Reading text |
------------------------------------

WILLIAM JACKSON, PLAINTIFF-APPELLANT,

v.

THE BOARD OF TRUSTEES OF JUNIOR COLLEGE DISTRICT NO. 530, DEFENDANT-APPELLEE.



APPEAL from the Circuit Court of Williamson County; the Hon. JOHN H. CLAYTON, Judge, presiding.

MR. JUSTICE EBERSPACHER DELIVERED THE OPINION OF THE COURT:

This case involves an action brought by the plaintiff-relator, William Jackson, for a writ of mandamus and a complaint for a declaratory judgment. The petition for the writ and complaint for declaratory judgment were filed on March 28, 1973, in the circuit court of Williamson County. The defendant-respondent did not file an answer but filed a motion for summary judgment. The motion for summary judgment was heard and granted on July 18, 1973. From the court's order, the plaintiff has brought this appeal.

The facts of this case are basically not in dispute. The plaintiff was a teacher hired by the defendant Board of Trustees to teach in John A. Logan College for the school year 1969-1970. He performed duties as a full-time non-tenured faculty member in the athletic department. He was reemployed by the defendant for the academic year of 1970-1971 and then again in 1971-1972. This dispute concerns his failure to be employed for the school year 1972-1973.

------------------------------------

Dataset excerpt |
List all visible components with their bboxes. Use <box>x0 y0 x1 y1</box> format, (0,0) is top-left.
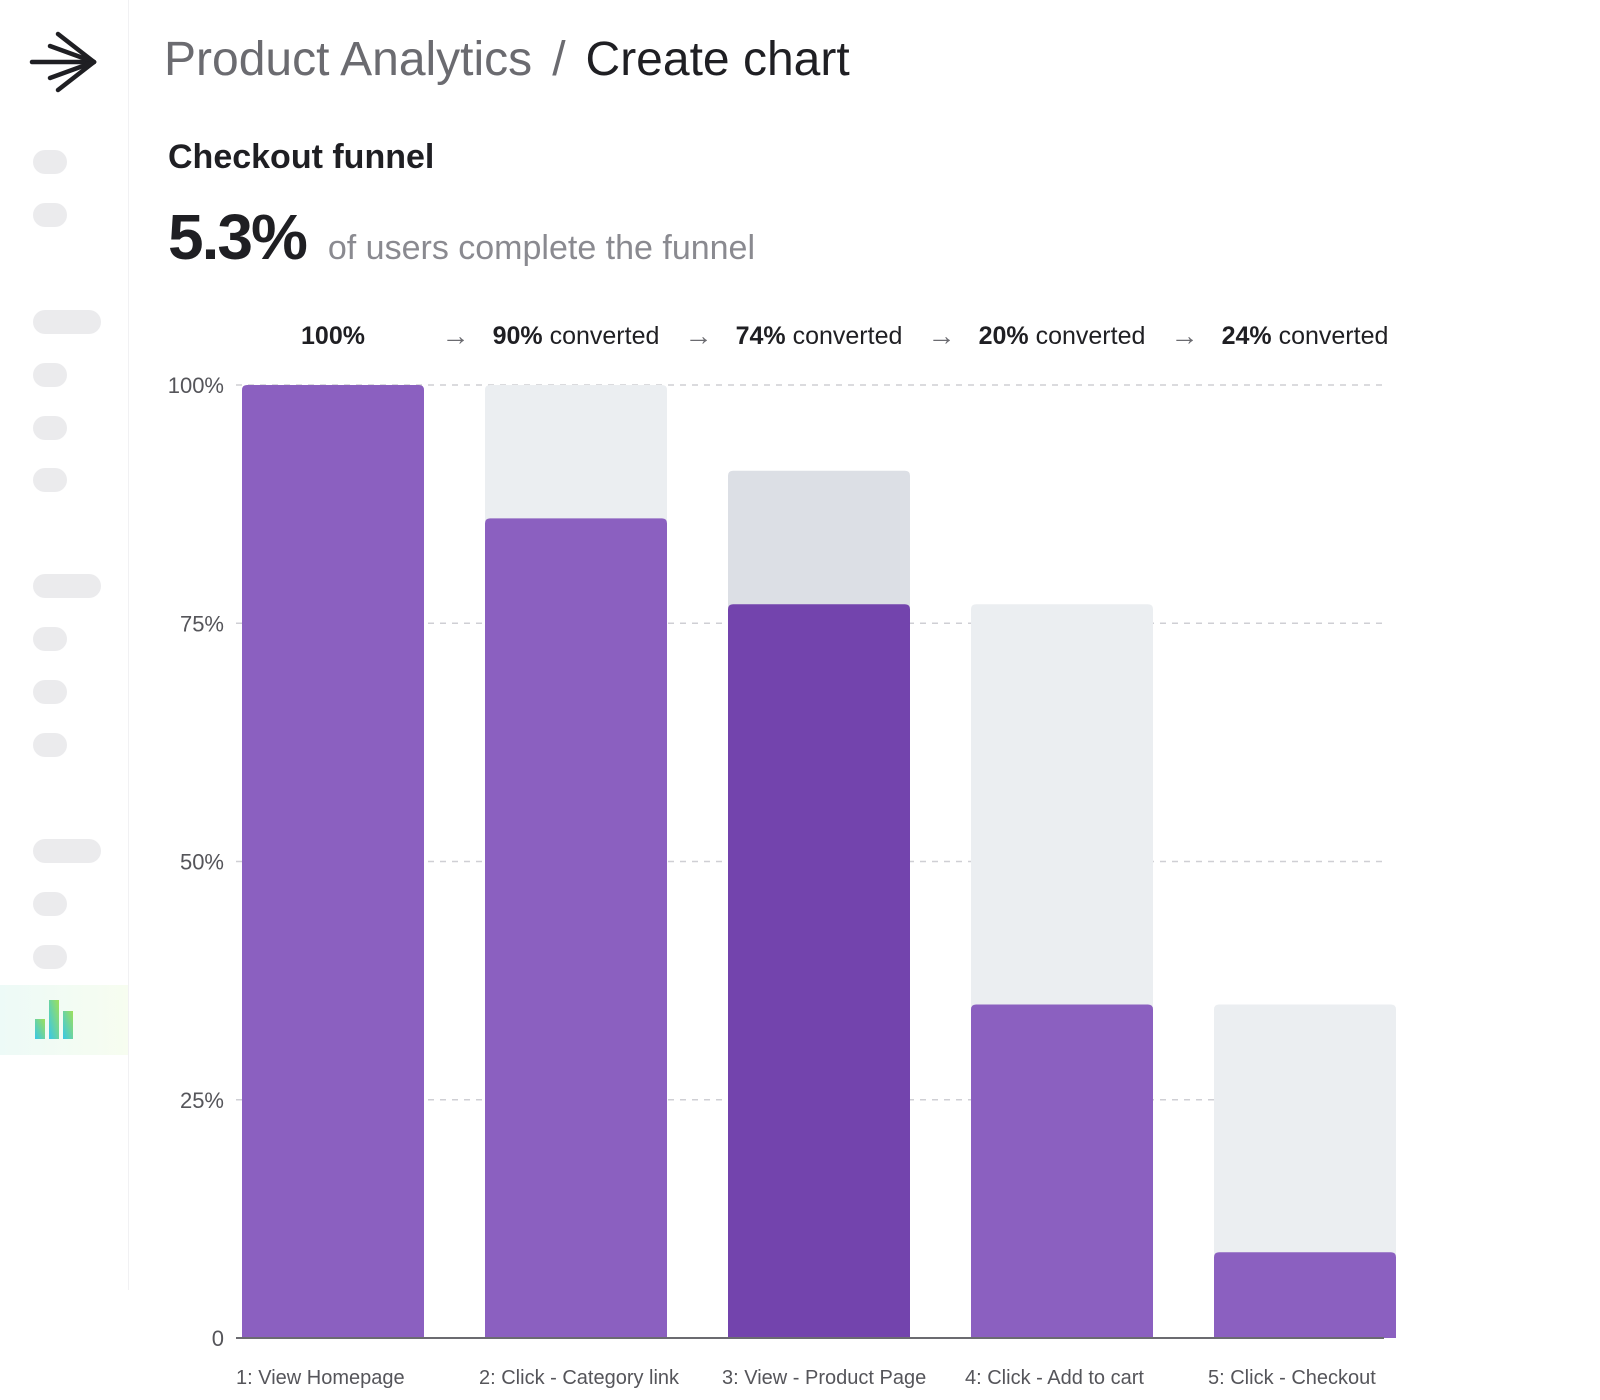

------------------------------------

Task 1 | Change "Williamson County" to "Jackson County" in the court opinion and give everything from "THE BOARD OF" down to "CLAYTON, Judge, presiding." with that replacement.
Task 2 | Continue the court opinion from the point where it stops.
The listing is separate material and has no connection to the court opinion.

Exercise output 1 |
THE BOARD OF TRUSTEES OF JUNIOR COLLEGE DISTRICT NO. 530, DEFENDANT-APPELLEE.



APPEAL from the Circuit Court of Jackson County; the Hon. JOHN H. CLAYTON, Judge, presiding.

Exercise output 2 |
The record includes the separate written contract for employment for the academic year 1971-1972. The document itself was one page, set forth the terms of employment, and included "3. That the teacher shall abide by all rules, regulations, and orders established by the Board." The college handbook of John A. Logan College also was in existence and use during all times relevant hereto. It provided among other things that a non-tenured faculty member would be notified annually in writing on or before March 15 of the year of his employment as to whether or not his appointment has been renewed and if renewed, the terms and conditions of employment for the next academic year.

The plaintiff was not notified in writing that he was not going to be reemployed until May 17, 1972. The plaintiff had however, on April 7, 1972, been orally advised by the dean of instructional services and the chairman of the department of health and physical education that he would not be retained in the 1972-1973 academic year due to cost cuts.

The Board of Trustees on March 7, 1972, at a regular meeting of the Board, unanimously passed a resolution directing the administration to hold in abeyance the annual written notification requirement set forth in the college handbook. The Board met again on April 6, 1972, and at that time voted five for and one abstention to continue to hold in abeyance until and including April 26, 1972, the annual written notifications of appointment renewal.

At no time has the defendant Board of Trustees ever taken any action or notified the plaintiff that he would not have his contract renewed for the 1972-1973 academic year other than the notice given first orally and then in writing by the dean of instruction.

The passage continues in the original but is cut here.